** Task statement **
What is the number of lines in the entries below that include the word "ALVARO"? Provide the number only.

Start of Data extracts

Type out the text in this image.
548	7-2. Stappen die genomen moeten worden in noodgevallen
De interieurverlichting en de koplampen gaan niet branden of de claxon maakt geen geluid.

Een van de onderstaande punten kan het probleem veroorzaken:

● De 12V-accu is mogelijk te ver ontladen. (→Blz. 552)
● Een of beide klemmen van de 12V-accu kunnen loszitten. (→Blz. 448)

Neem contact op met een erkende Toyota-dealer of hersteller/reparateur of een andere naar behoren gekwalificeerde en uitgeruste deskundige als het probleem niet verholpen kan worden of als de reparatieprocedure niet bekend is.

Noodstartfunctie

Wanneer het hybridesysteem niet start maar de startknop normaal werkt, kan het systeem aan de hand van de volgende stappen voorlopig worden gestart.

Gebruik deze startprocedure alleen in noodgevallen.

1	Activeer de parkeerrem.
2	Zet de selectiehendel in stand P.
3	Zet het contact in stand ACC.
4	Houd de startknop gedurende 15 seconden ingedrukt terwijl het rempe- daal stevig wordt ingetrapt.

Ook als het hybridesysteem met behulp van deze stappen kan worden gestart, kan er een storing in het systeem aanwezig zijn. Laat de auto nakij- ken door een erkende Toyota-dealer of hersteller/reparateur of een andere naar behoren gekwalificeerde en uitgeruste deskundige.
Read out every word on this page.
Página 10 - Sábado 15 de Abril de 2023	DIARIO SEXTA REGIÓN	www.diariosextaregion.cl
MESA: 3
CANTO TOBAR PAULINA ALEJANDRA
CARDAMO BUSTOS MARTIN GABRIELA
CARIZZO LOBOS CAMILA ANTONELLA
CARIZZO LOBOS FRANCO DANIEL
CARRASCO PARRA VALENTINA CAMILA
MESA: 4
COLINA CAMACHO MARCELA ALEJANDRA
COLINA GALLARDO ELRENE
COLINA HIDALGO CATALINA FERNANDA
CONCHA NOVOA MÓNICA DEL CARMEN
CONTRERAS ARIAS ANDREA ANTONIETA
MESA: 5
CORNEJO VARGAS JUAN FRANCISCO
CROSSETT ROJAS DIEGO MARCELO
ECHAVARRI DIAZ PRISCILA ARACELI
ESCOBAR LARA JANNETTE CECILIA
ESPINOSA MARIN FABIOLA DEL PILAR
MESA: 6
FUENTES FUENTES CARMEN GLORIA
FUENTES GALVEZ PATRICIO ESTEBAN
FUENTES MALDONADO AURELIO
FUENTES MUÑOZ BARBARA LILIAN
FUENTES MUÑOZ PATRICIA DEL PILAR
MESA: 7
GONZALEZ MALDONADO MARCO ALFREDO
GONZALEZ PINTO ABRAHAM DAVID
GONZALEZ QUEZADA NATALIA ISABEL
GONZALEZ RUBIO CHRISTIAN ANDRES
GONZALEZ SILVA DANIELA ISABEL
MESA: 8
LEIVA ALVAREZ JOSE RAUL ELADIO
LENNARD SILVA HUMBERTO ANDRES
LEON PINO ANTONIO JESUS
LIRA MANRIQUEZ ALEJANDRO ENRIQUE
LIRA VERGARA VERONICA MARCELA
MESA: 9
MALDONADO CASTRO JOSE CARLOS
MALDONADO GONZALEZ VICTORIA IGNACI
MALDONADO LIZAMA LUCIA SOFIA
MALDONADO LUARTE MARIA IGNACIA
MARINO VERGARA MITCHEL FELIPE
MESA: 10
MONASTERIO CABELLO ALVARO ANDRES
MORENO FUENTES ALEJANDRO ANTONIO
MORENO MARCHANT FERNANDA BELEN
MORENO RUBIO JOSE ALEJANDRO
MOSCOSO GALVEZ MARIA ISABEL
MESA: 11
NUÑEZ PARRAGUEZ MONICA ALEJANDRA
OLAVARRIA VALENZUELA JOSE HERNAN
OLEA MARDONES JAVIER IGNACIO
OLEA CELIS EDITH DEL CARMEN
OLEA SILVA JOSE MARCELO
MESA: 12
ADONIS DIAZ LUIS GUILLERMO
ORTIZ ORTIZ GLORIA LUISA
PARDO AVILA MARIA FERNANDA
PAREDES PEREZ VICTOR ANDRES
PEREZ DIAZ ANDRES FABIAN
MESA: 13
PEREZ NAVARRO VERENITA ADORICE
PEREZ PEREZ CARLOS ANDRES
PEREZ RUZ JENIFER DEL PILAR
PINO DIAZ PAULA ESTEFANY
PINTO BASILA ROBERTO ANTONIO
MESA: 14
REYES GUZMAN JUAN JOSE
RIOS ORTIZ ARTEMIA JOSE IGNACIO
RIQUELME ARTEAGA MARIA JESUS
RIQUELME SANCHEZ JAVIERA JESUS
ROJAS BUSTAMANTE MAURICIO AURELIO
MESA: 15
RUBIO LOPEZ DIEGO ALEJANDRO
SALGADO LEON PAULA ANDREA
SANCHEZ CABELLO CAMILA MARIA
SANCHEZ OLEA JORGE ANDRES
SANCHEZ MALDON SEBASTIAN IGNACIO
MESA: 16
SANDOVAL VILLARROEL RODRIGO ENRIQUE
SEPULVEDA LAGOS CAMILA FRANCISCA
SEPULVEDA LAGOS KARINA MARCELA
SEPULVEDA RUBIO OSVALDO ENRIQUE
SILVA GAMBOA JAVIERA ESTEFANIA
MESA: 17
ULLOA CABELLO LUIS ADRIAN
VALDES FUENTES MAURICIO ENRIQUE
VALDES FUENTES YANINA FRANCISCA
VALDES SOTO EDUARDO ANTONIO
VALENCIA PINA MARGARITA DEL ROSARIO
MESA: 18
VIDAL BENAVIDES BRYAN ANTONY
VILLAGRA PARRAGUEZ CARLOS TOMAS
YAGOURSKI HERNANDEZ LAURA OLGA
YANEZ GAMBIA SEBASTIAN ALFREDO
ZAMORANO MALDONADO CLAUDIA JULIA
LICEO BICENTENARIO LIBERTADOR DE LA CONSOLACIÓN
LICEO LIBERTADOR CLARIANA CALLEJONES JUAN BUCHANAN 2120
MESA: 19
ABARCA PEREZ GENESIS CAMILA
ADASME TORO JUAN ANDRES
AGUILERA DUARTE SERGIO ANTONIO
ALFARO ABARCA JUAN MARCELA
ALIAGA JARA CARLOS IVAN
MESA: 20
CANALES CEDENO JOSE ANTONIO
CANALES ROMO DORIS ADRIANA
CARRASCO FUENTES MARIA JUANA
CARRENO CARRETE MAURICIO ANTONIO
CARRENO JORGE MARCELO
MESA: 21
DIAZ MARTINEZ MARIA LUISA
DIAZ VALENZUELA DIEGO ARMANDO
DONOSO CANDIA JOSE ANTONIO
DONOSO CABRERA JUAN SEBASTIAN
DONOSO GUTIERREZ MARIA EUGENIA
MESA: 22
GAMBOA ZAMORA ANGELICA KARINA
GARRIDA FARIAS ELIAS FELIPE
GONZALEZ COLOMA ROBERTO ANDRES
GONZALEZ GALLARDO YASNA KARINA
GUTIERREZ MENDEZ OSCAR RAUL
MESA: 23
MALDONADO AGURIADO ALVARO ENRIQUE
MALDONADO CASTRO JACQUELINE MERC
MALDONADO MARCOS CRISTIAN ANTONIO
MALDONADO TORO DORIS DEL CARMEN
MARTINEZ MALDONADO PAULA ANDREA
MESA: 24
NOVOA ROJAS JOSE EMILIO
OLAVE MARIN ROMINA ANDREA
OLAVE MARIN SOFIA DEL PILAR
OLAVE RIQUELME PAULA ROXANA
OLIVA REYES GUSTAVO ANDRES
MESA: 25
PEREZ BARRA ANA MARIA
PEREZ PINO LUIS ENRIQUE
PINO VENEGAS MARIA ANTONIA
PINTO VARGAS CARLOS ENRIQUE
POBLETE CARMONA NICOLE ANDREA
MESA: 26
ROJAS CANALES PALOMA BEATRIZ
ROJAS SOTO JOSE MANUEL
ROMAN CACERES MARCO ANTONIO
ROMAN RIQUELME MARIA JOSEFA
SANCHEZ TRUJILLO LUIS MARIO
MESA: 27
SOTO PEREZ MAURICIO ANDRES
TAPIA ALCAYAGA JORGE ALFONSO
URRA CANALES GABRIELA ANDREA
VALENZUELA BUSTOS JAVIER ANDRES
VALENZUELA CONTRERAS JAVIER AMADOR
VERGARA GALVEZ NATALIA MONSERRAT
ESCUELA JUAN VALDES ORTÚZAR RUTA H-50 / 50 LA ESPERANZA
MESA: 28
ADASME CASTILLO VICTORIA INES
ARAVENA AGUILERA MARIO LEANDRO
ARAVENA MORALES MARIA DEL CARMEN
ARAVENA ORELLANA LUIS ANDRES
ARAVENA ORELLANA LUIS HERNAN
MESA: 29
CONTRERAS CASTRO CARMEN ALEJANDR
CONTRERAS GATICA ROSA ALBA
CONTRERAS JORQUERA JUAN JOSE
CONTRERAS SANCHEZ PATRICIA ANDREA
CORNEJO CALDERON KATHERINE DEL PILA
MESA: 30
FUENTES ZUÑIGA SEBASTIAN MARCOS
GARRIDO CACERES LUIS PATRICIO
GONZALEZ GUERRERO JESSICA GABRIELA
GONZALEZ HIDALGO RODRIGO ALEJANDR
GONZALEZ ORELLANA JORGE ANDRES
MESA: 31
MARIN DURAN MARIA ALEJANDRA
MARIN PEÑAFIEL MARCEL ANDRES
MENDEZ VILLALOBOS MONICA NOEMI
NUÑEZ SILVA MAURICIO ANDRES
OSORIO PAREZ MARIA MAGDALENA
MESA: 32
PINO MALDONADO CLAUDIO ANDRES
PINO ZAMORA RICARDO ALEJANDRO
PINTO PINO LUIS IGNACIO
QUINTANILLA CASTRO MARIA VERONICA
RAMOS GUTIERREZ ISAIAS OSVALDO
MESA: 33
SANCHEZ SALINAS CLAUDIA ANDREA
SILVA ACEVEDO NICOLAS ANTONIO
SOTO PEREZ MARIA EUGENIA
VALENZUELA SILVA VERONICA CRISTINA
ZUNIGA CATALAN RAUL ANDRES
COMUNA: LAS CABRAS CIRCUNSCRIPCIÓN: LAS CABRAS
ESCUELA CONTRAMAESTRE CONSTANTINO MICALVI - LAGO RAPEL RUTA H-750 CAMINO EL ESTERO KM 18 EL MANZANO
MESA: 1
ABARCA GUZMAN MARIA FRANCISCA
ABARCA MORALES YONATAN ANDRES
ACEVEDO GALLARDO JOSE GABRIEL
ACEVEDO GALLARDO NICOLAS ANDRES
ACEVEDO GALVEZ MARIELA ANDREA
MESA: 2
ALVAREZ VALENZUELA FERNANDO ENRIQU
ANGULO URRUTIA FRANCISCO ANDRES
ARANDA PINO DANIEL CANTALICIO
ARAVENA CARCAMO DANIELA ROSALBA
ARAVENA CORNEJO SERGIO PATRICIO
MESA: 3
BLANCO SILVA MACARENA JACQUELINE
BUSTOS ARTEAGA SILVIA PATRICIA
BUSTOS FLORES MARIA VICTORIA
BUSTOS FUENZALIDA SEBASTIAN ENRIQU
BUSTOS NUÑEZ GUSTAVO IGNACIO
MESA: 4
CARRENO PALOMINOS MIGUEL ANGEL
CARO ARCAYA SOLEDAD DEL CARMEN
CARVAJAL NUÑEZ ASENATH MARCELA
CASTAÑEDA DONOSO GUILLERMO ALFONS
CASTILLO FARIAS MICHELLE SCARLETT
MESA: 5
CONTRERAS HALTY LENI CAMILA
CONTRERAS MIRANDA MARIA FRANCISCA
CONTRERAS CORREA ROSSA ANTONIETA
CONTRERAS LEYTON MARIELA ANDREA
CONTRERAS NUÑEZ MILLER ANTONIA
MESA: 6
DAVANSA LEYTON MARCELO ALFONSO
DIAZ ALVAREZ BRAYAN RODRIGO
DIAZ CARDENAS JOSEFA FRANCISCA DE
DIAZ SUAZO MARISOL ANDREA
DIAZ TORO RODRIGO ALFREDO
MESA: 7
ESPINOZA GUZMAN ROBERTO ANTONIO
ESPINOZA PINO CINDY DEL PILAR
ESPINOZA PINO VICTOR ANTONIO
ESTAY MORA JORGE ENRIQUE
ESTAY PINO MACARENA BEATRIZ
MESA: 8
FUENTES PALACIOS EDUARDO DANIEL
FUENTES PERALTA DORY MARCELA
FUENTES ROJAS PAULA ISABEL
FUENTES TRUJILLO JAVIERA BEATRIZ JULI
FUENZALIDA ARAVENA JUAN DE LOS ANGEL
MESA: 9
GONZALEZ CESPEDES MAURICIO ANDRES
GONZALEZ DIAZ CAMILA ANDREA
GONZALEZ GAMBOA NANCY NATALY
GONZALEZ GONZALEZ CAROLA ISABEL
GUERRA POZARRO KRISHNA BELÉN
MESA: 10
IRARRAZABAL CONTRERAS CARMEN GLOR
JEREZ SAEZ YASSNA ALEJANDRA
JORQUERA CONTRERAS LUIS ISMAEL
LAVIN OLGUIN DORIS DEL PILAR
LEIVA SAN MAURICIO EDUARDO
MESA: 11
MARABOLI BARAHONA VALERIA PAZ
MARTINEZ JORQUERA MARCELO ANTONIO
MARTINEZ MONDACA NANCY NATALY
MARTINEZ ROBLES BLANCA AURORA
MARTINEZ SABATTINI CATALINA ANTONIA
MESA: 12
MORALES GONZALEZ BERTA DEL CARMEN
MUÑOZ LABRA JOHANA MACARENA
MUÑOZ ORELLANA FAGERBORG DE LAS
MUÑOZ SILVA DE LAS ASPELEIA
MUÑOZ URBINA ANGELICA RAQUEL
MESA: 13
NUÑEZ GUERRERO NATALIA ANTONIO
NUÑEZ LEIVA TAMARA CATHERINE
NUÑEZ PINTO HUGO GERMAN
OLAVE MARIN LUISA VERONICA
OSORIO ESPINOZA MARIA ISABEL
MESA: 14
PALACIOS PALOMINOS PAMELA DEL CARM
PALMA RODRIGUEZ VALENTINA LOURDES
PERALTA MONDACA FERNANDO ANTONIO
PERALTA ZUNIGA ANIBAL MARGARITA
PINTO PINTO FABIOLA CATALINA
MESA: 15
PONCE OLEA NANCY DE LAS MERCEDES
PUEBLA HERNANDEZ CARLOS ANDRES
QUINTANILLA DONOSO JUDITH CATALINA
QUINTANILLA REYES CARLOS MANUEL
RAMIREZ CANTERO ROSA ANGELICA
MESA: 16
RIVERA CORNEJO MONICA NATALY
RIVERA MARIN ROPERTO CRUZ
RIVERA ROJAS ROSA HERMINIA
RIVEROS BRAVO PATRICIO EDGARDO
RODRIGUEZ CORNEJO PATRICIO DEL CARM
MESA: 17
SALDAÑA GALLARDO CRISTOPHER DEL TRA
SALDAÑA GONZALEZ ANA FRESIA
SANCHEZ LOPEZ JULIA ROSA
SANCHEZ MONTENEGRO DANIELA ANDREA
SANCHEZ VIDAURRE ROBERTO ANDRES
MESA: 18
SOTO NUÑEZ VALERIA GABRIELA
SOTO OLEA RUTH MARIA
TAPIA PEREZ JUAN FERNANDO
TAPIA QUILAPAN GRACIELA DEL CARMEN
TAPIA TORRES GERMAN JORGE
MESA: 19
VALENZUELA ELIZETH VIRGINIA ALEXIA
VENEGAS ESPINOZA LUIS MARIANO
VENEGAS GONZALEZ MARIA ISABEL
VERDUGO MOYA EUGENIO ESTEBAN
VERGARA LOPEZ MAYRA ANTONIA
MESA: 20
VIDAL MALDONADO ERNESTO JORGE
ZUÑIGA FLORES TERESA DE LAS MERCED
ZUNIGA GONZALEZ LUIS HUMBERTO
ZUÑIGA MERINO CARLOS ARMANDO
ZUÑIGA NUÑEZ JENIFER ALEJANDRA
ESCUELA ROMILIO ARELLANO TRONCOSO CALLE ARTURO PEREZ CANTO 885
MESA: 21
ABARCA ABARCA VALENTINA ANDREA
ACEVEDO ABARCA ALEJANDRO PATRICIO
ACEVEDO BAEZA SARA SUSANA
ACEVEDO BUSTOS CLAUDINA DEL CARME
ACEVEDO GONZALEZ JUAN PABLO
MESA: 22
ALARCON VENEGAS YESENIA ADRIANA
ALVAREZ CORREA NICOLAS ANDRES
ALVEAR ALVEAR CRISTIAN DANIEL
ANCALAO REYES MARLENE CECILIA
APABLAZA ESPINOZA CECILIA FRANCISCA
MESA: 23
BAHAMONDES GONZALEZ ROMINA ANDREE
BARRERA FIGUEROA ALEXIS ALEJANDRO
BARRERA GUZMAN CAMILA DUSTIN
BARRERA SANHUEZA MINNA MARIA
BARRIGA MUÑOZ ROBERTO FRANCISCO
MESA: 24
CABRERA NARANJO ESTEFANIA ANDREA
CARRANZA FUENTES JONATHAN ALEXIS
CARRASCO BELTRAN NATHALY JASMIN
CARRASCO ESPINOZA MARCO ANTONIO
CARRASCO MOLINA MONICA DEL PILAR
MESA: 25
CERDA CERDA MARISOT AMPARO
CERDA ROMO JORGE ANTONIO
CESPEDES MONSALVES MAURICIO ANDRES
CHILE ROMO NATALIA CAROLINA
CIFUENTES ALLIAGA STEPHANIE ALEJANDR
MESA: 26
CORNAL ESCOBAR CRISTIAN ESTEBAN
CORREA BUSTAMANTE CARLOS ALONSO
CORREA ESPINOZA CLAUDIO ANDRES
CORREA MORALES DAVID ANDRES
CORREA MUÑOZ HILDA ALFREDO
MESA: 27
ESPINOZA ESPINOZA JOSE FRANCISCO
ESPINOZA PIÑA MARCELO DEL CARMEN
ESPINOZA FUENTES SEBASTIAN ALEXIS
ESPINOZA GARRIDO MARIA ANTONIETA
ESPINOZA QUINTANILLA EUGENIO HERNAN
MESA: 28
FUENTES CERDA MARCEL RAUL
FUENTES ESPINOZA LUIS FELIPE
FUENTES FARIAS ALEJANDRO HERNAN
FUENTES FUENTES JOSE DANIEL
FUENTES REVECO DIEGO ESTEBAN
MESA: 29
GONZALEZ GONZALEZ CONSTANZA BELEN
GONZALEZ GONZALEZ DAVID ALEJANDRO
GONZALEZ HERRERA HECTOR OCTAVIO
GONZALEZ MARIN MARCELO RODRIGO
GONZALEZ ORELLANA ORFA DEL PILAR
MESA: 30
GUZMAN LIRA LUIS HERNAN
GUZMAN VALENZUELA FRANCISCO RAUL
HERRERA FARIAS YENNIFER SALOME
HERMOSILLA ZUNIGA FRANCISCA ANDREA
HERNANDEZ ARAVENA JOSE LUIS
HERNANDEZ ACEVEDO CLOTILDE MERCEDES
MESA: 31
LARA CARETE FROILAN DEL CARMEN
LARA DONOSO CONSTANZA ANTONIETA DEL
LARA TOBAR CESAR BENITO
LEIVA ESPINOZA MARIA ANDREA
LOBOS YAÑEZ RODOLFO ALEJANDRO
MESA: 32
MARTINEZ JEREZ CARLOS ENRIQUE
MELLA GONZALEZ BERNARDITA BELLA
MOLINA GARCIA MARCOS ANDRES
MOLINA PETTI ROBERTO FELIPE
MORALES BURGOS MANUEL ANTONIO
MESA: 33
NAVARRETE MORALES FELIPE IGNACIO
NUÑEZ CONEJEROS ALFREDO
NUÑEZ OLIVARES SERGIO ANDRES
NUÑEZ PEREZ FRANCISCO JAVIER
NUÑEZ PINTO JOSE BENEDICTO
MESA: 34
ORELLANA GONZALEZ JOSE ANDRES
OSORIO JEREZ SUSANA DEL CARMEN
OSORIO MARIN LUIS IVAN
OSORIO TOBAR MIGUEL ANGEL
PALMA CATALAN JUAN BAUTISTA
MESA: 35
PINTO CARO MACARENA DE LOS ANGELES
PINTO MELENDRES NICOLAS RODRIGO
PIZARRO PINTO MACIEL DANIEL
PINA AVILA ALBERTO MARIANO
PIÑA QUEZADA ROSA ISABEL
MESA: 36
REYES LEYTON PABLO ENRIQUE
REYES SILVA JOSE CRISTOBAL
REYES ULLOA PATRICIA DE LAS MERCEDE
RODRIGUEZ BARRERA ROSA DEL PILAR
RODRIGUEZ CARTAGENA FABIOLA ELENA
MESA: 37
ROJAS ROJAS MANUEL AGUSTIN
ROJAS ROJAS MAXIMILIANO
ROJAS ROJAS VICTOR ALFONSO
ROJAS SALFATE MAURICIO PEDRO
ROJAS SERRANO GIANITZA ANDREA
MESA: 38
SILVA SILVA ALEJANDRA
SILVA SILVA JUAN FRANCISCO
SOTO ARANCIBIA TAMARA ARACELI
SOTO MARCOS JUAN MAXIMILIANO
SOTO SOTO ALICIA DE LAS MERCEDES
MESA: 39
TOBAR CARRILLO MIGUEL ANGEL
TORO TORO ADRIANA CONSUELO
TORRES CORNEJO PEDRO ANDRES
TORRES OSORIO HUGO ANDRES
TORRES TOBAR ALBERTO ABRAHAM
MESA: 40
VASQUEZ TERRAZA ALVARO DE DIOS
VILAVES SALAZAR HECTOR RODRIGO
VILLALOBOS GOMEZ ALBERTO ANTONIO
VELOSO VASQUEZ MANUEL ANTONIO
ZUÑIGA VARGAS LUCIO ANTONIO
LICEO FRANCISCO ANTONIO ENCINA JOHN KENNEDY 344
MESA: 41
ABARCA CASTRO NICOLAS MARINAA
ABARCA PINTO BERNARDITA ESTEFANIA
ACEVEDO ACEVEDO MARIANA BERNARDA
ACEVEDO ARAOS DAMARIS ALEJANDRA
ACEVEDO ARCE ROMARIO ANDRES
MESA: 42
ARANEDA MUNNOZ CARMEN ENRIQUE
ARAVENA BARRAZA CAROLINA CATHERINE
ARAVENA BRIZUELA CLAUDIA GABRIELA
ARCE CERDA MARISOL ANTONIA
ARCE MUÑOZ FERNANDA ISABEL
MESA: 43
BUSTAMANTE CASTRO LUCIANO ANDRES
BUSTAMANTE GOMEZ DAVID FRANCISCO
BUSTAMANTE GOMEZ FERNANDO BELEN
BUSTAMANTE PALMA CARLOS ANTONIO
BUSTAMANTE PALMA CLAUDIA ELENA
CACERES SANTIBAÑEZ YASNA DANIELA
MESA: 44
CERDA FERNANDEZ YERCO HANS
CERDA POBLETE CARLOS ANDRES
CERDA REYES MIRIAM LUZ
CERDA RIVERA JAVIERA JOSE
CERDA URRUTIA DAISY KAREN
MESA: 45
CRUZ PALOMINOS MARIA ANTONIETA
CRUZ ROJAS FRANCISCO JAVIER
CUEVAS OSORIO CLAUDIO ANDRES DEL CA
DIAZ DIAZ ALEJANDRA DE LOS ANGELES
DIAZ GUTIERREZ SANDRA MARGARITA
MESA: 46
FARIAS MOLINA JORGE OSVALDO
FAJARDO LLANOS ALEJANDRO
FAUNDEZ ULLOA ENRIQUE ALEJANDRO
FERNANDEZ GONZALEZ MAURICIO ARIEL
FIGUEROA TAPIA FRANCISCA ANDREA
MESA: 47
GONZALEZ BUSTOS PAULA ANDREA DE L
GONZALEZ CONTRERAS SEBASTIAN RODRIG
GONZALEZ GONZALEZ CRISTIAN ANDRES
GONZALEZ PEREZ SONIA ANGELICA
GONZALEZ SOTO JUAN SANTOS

End of Data extracts

** Response area **
3